╭─ EXERCISE PASSAGE
0
votes

I am trying to use MPI_Gather to recover data from slave. So basically, a simulation are running on each slave (wich is not the same on each), and I want to recover one integer on the master (the results of the simulation). From each integer, I calculate a new value 'a' on the master that I send back to the slave to redo a new simulation with this better parameter. I hope is is clear, I am pretty new to MPI.

Note: Some simulation will not finish at the same time.

int main
while(true){
if (rank==0) runMaster();
else runSlave();
}

runMaster()
receive data b of all slave (with MPI_gather)
calculate parameter a for each slave; aTotal=[a_1,...,a_n]
MPI_Scatter(aTotal, to slave)

runSlave()
a=aTotal[rank]
simulationRun(a){return b}
MPI_Gather(&b, to master)

To avoid the deadlock, each slave is initialized with a random a.
╰─
● REQUIRED ACTIONS:
1. List, in order, every line of pseudocode that appears under runMaster and under runSlave in the MPI forum post.
2. Print the passage of the MPI forum post starting with "Note: Some simulation" and going on through "slave (with MPI_gather)".
3. Continue the MPI forum post from its final sentence.
╭─ GIVEN RECORDS
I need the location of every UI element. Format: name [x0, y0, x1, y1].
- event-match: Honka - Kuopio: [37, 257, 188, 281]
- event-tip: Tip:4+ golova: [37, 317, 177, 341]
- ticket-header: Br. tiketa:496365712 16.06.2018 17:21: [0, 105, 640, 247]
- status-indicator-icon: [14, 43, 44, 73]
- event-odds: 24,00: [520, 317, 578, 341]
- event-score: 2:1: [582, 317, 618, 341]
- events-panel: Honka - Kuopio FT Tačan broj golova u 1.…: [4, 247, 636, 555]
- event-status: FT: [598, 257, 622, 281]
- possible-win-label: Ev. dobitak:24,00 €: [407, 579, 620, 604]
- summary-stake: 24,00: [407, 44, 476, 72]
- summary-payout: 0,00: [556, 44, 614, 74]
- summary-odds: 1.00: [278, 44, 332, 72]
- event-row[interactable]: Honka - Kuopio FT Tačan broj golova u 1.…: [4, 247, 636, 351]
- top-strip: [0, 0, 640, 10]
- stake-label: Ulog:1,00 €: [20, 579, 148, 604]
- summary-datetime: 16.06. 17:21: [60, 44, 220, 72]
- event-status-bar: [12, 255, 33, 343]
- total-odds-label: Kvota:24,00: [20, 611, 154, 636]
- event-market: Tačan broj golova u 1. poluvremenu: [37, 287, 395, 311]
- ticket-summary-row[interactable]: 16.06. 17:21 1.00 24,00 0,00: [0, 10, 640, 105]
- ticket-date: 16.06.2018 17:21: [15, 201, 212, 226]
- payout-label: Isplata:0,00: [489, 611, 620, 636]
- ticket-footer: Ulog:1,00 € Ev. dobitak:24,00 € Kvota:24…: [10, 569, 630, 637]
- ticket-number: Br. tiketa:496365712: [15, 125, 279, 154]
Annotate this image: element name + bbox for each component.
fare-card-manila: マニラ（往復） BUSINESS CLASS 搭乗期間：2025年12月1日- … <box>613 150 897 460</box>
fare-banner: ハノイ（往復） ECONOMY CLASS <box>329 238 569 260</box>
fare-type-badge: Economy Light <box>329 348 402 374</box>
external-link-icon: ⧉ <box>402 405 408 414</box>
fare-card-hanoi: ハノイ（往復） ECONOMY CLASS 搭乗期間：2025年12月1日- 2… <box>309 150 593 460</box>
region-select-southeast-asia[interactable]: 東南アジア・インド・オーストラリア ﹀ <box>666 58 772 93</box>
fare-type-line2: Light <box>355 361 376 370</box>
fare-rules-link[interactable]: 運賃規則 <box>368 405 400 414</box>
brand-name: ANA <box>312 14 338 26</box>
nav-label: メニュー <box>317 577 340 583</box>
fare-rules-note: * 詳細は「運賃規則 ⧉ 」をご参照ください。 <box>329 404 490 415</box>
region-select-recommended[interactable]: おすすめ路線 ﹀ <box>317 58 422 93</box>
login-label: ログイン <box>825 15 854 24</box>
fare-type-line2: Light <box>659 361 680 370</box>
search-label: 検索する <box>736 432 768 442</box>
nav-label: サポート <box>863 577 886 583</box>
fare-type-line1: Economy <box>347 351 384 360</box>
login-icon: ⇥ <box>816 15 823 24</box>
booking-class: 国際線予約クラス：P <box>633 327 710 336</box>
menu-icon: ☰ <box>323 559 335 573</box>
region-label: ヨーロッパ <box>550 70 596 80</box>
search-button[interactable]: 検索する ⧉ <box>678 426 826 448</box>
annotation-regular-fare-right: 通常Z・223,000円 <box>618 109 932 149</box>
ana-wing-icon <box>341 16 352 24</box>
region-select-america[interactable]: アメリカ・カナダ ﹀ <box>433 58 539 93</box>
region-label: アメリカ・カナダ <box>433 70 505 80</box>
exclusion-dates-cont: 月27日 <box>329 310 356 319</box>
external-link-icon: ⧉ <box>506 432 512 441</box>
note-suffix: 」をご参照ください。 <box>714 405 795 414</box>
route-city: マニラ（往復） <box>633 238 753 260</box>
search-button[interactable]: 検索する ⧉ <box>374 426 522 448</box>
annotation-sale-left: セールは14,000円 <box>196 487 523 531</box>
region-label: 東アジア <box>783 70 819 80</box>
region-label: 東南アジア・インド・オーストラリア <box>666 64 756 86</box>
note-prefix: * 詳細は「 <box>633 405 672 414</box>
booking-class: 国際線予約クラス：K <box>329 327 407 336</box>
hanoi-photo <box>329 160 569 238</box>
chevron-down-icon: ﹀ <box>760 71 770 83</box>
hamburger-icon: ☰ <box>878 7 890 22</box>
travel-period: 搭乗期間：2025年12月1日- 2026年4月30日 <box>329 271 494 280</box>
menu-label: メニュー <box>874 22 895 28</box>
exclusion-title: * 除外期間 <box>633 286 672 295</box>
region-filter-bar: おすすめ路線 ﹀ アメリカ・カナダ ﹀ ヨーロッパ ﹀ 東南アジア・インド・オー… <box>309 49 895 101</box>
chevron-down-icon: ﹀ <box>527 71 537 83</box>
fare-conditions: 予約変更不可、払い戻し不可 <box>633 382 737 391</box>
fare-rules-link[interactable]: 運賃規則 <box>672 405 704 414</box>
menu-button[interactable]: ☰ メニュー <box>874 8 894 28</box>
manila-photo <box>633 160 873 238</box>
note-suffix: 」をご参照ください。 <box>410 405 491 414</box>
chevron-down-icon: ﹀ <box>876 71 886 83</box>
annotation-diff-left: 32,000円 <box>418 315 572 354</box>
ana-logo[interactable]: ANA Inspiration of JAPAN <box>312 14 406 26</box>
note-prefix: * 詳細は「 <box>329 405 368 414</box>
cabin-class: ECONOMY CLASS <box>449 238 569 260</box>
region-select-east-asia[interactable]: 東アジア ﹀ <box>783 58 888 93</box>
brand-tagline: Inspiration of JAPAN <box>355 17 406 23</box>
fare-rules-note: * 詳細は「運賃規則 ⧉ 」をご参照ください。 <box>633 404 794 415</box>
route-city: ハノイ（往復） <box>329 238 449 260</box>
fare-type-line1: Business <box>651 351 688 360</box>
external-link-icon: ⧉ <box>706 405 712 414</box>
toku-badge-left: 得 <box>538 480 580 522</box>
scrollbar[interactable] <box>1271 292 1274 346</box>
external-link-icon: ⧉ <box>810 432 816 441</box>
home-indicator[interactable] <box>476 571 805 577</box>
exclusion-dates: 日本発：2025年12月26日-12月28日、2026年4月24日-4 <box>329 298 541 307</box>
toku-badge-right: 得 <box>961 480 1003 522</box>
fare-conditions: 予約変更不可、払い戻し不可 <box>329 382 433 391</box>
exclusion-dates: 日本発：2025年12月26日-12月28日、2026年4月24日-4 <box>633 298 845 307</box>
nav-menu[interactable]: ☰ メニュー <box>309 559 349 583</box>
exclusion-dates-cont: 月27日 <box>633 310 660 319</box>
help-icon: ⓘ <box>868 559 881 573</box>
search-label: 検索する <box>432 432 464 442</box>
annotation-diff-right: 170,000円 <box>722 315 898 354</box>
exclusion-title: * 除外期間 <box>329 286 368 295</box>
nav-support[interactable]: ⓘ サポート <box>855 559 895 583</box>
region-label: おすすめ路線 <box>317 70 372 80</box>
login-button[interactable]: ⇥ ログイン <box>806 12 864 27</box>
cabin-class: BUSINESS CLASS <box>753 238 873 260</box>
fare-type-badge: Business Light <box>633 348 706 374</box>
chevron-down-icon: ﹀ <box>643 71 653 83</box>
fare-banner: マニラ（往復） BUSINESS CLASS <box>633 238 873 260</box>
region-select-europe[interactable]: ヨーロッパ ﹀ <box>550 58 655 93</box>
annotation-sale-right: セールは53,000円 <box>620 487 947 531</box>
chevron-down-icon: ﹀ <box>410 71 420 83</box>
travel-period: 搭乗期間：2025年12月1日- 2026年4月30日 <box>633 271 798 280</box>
╰─
● ANSWERS FOR EACH ITEM:
1.
Under runMaster:
- receive data b of all slave (with MPI_gather)
- calculate parameter a for each slave; aTotal=[a_1,...,a_n]
- MPI_Scatter(aTotal, to slave)

Under runSlave:
- a=aTotal[rank]
- simulationRun(a){return b}
- MPI_Gather(&b, to master)

2.
Note: Some simulation will not finish at the same time.

int main
while(true){
if (rank==0) runMaster();
else runSlave();
}

runMaster()
receive data b of all slave (with MPI_gather)

3.
created a small test case, because I don't see how I can use MPI_Gather in my slave:

int main (int argc, char *argv[]) {
int size;
int rank;
int a[12];
int i;
int start,end;
int b;


MPI_Init(&argc, &argv);
MPI_Status status;
MPI_Request req;
MPI_Comm_rank(MPI_COMM_WORLD, &rank);
MPI_Comm_size(MPI_COMM_WORLD, &size);
int* bb= new int[size];
int source;

//master
if(!rank){
    while(true){
        b=12;
        MPI_Recv(&bb[0], 1, MPI_INT, MPI_ANY_SOURCE, 0, MPI_COMM_WORLD, &status);
        source = status.MPI_SOURCE;
        printf("master receive b %d from source %d \n", bb[0], source);
        if (source == 1) goto finish;
    }
}

//slave
if(rank){·
    b=13if (rank==1) {b=15;  sleep(2);}
    int source = rank;
    printf("slave %d will send b %d \n", source, b);
    // MPI_Gather(&b,1,MPI_INT,bb,1,MPI_INT,0,MPI_COMM_WORLD); // unworking, not called by master
    MPI_Send(&b, 1, MPI_INT, 0, 0, MPI_COMM_WORLD);
}
finish:
MPI_Finalize();
return 0;
}

I am trying to send the slave data to the master with a collective command.

Is this implementation realistic?

1
You should post some source code.Vladimir F
I edited my first post.superours

1 Answers

0
votes

What you propose sounds reasonable. Another approach would be to have the slaves all broadcast their results to each other in one go (MPI_AllGather), then you can implement the scoring and what-to-try-next algorithm directly in each slave. If the scoring algorithm is not too complex, the overhead of running it in every slave will be worth it in terms of speed because the slaves will not have to communicate with the master at all, saving one communication on each iteration.